======== Dataset ========

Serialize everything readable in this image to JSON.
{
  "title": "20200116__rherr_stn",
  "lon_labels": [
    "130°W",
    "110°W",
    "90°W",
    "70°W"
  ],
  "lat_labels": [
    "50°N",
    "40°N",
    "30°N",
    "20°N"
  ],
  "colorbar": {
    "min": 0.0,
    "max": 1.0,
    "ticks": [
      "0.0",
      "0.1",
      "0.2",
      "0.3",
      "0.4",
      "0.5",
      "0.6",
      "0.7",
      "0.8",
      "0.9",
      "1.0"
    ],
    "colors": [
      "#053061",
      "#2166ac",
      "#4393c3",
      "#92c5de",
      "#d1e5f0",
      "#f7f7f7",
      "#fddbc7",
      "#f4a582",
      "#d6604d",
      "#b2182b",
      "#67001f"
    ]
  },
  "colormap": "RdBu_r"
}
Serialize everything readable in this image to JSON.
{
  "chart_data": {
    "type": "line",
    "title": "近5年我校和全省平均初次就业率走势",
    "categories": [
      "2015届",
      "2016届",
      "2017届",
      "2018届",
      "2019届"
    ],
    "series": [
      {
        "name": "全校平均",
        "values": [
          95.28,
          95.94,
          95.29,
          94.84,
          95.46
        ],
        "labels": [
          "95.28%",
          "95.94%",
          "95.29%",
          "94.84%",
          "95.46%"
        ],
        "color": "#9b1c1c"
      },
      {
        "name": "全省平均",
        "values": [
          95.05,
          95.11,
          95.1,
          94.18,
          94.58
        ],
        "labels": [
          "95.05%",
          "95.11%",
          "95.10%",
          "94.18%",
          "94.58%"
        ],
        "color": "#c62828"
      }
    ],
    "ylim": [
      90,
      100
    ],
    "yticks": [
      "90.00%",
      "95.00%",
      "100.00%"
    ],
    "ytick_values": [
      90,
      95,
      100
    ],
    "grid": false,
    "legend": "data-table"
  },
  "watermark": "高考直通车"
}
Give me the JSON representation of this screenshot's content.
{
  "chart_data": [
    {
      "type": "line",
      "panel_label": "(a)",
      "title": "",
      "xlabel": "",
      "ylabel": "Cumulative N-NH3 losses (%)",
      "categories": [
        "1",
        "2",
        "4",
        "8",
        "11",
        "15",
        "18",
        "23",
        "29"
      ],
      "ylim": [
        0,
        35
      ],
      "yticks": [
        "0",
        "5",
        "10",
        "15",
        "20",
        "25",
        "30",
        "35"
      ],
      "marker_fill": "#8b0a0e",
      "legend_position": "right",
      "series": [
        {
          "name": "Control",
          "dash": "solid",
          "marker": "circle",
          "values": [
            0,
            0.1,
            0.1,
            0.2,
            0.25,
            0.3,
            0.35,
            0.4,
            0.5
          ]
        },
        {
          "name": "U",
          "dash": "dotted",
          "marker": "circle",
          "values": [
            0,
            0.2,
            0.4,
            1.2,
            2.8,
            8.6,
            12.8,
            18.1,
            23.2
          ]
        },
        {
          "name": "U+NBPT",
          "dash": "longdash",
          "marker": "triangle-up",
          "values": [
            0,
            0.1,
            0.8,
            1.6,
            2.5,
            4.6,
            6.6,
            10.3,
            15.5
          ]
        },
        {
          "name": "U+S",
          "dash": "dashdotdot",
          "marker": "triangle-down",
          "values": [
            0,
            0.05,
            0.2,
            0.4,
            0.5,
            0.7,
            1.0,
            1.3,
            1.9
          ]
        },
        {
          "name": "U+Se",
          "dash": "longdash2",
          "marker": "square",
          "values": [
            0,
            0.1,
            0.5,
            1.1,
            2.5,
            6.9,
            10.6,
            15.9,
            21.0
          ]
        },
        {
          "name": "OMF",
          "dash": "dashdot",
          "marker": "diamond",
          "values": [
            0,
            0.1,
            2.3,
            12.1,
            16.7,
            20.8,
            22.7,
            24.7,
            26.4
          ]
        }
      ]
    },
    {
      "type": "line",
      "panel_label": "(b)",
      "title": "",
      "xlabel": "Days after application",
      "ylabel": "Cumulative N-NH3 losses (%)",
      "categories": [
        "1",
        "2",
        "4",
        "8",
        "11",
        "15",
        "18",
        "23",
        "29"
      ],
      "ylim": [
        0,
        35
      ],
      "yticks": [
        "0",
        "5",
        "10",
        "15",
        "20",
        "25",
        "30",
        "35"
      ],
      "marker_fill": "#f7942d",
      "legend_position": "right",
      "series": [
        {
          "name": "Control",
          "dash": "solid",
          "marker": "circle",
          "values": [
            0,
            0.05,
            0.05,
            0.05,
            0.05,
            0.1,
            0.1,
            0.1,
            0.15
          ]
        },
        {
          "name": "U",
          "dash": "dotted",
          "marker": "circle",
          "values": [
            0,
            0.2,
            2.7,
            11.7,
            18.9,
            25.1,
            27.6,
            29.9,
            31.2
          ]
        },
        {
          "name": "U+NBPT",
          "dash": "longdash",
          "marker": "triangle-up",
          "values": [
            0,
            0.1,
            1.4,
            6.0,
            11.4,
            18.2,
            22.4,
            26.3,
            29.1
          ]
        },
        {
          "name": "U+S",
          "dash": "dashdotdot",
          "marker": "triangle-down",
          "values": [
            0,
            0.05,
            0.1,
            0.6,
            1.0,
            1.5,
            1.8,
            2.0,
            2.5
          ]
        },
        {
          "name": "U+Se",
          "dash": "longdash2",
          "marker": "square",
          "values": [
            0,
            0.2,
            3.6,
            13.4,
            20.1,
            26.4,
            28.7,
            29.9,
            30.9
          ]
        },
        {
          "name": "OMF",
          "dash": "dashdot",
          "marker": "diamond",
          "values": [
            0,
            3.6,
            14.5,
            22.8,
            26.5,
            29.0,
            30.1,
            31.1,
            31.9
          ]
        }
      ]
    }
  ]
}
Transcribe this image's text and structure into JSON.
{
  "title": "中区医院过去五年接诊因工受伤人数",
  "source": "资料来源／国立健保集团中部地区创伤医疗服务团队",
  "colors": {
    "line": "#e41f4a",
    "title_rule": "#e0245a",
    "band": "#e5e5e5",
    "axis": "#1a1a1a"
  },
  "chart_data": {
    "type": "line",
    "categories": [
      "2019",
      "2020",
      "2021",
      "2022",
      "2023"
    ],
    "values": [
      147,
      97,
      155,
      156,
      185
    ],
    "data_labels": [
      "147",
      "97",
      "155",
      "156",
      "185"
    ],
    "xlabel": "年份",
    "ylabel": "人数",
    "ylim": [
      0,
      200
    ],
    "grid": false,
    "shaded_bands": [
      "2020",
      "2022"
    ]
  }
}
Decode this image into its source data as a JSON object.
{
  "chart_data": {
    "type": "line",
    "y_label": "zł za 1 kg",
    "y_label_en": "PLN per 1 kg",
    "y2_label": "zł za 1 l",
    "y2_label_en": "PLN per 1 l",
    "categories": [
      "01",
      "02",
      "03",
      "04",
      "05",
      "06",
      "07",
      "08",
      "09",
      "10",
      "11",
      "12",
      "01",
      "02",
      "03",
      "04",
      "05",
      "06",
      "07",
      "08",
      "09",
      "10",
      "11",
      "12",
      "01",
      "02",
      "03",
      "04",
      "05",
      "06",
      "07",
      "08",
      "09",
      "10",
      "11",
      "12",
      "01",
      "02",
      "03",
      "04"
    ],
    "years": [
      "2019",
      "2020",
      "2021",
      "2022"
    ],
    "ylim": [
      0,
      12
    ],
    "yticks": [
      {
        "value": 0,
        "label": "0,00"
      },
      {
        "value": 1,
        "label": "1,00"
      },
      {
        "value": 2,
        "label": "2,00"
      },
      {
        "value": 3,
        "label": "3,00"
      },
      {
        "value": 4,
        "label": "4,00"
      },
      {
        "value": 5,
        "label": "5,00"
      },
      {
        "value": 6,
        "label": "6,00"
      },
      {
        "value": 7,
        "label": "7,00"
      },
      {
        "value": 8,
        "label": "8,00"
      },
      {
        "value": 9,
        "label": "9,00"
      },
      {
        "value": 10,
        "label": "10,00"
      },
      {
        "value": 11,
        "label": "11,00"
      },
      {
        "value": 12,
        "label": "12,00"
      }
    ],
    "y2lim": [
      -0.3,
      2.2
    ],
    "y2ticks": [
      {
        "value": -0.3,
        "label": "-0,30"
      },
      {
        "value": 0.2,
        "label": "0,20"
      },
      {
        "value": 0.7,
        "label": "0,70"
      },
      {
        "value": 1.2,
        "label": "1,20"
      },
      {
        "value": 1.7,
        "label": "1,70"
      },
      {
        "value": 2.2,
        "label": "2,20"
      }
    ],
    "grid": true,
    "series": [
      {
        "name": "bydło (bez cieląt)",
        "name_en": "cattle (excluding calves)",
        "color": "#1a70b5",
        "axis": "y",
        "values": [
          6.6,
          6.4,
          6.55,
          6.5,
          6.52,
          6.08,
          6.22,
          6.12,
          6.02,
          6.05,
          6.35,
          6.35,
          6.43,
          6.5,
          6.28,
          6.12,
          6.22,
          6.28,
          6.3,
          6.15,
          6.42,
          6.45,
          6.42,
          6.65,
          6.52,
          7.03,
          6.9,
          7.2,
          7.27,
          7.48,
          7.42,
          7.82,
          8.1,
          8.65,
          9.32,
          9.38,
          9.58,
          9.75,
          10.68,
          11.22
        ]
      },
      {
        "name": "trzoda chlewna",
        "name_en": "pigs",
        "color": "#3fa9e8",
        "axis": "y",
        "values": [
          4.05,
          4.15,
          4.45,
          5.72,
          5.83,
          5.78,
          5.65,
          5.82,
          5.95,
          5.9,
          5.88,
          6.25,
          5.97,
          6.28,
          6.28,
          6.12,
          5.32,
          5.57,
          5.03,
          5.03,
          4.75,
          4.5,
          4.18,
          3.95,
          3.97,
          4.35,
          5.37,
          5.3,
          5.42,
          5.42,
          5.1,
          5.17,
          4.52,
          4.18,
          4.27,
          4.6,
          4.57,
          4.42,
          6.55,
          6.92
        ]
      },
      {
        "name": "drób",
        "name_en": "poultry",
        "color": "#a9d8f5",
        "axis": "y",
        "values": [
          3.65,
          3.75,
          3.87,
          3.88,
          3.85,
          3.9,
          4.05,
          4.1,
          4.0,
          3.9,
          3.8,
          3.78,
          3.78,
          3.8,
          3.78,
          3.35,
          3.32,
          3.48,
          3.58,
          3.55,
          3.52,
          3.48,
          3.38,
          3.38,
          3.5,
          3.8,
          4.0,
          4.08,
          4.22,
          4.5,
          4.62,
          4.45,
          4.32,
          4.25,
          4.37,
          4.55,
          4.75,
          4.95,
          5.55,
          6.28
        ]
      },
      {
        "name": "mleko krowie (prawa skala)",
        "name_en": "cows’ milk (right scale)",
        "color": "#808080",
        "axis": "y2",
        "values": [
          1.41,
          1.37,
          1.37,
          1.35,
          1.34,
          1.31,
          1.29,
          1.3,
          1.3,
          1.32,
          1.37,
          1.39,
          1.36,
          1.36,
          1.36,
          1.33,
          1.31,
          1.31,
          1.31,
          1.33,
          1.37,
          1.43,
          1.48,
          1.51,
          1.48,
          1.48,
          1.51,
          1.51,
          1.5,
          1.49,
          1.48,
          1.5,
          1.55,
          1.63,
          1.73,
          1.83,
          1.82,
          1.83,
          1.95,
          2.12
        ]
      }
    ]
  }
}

========

Objective ▸
From the listing, copy every line where the string "image" appears.

Solution ▸
Serialize everything readable in this image to JSON.
Serialize everything readable in this image to JSON.
Transcribe this image's text and structure into JSON.
Decode this image into its source data as a JSON object.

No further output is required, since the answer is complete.